Take from the listing each line that has the string "band".

• • •

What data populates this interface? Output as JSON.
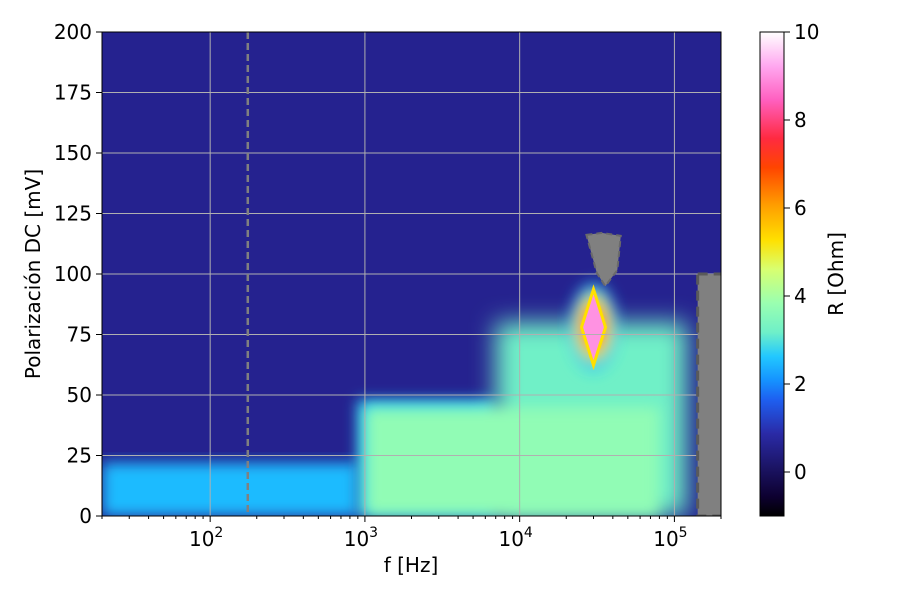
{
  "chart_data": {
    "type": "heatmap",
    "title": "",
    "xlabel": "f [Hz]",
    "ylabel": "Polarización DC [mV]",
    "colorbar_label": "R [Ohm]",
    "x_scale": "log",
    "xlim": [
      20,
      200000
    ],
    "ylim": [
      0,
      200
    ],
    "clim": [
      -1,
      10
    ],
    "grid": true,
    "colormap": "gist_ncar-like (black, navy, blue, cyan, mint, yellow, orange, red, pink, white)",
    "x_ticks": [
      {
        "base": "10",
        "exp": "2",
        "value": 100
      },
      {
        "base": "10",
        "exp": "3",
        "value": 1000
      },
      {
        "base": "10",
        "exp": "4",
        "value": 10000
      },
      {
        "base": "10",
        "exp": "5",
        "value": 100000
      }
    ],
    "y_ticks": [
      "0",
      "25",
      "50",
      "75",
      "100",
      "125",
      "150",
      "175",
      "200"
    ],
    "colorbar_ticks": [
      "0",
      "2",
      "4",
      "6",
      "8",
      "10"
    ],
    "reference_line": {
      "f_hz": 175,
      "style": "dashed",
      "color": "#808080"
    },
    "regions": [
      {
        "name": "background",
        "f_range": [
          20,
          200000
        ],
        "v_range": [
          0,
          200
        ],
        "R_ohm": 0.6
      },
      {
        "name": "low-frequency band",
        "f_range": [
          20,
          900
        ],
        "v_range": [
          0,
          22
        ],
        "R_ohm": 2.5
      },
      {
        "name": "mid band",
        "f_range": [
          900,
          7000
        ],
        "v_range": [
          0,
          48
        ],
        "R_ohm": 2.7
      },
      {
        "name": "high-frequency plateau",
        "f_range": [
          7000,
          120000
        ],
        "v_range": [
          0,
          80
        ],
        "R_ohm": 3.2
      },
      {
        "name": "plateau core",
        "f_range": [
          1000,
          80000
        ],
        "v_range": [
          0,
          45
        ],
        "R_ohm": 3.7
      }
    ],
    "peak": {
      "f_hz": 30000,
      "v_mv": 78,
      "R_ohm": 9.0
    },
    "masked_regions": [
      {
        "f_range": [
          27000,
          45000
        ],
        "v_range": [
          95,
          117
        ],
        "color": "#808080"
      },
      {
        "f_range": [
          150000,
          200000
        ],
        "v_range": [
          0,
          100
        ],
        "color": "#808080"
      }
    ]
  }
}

• • •

**RESPONSE TO THIS TASK:**
        "name": "low-frequency band",
        "name": "mid band",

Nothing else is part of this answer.